* [PASSAGE SHOWN]
Cilostazol protects against brain white matter damage and cognitive impairment in a rat model of chronic cerebral hypoperfusion

Background and Purpose - White matter lesions contribute to cognitive impairment in poststroke patients. The present study was designed to assess the neuroprotective mechanisms of cilostazol, a potent inhibitor of type III phosphodiesterase, through signaling pathways that lead to activation of transcription factor cAMP-responsive element binding protein (CREB) phosphorylation using rat chronic cerebral hypoperfusion model. Methods - Rats underwent bilateral common carotid artery ligation. They were divided into the cilostazol group (n = 80) and the vehicle (control) group (n = 80). Performance at the Morris water maze task and immunohistochemistry for 4-hydroxy-2-nonenal (HNE), glutathione-S-transferase-pi (GST-pi), ionized calcium-binding adaptor molecule 1, phosphorylated CREB (p-CREB), Bcl-2, and cyclooxygenase-2 (COX-2) were analyzed at baseline and at 3, 7, 14, 21, and 28 days after hypoperfusion. Result - Cilostazol significantly improved spatial learning memory (6.8 +/- 2.3 seconds; P < 0.05) at 7 days after hypoperfusion. Cilostazol markedly suppressed accumulation of HNE-modified protein and loss of GST-pi-positive oligodendrocytes in the cerebral white matter during the early period after hypoperfusion (P < 0.05). Cilostazol upregulated p-CREB and Bcl-2 (P < 0.05), increased COX-2 expression, and reduced microglial activation in the early period of hypoperfusion. Conclusion - Our results indicate that cilostazol exerts a brain- protective effect through the CREB phosphorylation pathway leading to upregulation of Bcl-2 and COX-2 expressions and suggest that cilostazol is potentially useful for the treatment of cognitive impairment in poststroke patients.

* [PROBLEM TO WORK ON] Name every target that the cilostazol abstract says was assessed by immunohistochemistry. The items have no connection to the cilostazol abstract.

* [LISTED ENTRIES]
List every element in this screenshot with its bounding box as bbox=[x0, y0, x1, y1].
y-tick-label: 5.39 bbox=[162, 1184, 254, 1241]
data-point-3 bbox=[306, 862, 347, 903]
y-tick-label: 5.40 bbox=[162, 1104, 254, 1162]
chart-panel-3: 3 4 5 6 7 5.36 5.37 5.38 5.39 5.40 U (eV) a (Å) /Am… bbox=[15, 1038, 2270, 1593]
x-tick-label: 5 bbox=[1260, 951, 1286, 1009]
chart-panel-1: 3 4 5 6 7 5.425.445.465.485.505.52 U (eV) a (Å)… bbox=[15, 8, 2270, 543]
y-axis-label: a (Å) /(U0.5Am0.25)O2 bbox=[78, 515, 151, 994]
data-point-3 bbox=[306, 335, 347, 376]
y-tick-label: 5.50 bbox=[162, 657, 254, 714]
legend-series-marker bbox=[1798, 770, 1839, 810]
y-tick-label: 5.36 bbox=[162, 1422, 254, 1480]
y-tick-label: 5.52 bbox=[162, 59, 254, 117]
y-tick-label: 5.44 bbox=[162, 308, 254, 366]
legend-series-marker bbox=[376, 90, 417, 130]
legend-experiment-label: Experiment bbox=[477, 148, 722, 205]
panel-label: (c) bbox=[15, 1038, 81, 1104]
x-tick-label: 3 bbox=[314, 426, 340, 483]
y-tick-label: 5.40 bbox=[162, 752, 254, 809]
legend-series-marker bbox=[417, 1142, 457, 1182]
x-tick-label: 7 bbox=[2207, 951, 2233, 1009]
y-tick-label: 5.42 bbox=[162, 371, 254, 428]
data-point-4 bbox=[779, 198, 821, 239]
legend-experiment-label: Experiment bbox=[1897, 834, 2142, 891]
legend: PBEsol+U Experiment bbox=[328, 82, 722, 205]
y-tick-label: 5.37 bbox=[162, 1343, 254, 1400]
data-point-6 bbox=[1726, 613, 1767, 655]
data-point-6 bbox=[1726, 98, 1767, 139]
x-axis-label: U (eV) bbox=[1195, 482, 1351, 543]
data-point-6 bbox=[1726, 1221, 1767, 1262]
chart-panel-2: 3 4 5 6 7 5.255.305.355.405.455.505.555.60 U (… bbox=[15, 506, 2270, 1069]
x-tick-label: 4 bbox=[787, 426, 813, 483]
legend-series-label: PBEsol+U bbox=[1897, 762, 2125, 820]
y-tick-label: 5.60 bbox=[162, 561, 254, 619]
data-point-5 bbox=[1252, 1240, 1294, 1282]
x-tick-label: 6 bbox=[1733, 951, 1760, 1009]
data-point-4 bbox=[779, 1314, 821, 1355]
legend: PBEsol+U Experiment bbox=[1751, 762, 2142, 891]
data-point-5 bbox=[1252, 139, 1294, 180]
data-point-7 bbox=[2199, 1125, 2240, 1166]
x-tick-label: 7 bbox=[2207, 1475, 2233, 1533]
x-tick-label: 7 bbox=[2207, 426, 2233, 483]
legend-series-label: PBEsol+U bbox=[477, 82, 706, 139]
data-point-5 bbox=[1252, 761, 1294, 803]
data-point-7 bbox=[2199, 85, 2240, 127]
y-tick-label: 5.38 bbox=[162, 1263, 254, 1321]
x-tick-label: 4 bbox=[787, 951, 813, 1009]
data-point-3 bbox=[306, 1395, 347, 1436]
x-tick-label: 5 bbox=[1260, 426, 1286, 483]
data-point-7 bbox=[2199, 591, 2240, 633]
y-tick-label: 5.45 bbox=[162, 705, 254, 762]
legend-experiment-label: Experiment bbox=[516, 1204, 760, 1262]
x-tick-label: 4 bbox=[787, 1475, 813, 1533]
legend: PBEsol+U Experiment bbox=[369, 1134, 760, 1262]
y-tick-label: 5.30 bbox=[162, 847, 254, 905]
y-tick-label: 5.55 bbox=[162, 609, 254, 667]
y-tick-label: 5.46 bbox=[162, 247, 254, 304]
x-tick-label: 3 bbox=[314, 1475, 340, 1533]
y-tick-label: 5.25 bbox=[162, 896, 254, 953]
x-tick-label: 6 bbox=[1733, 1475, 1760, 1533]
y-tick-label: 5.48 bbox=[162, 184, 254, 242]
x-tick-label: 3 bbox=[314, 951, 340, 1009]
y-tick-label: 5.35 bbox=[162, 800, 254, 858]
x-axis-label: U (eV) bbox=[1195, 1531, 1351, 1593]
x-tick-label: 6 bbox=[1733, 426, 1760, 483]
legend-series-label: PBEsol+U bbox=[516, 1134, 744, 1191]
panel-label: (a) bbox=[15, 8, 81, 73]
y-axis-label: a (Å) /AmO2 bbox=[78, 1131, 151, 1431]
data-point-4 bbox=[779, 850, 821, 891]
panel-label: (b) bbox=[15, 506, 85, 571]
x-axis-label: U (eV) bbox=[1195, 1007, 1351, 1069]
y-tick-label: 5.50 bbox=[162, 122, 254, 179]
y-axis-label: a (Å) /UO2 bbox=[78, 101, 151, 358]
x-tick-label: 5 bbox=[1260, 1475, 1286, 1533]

* [RESULT] 4-hydroxy-2-nonenal (HNE), glutathione-S-transferase-pi (GST-pi), ionized calcium-binding adaptor molecule 1, phosphorylated CREB (p-CREB), Bcl-2, and cyclooxygenase-2 (COX-2).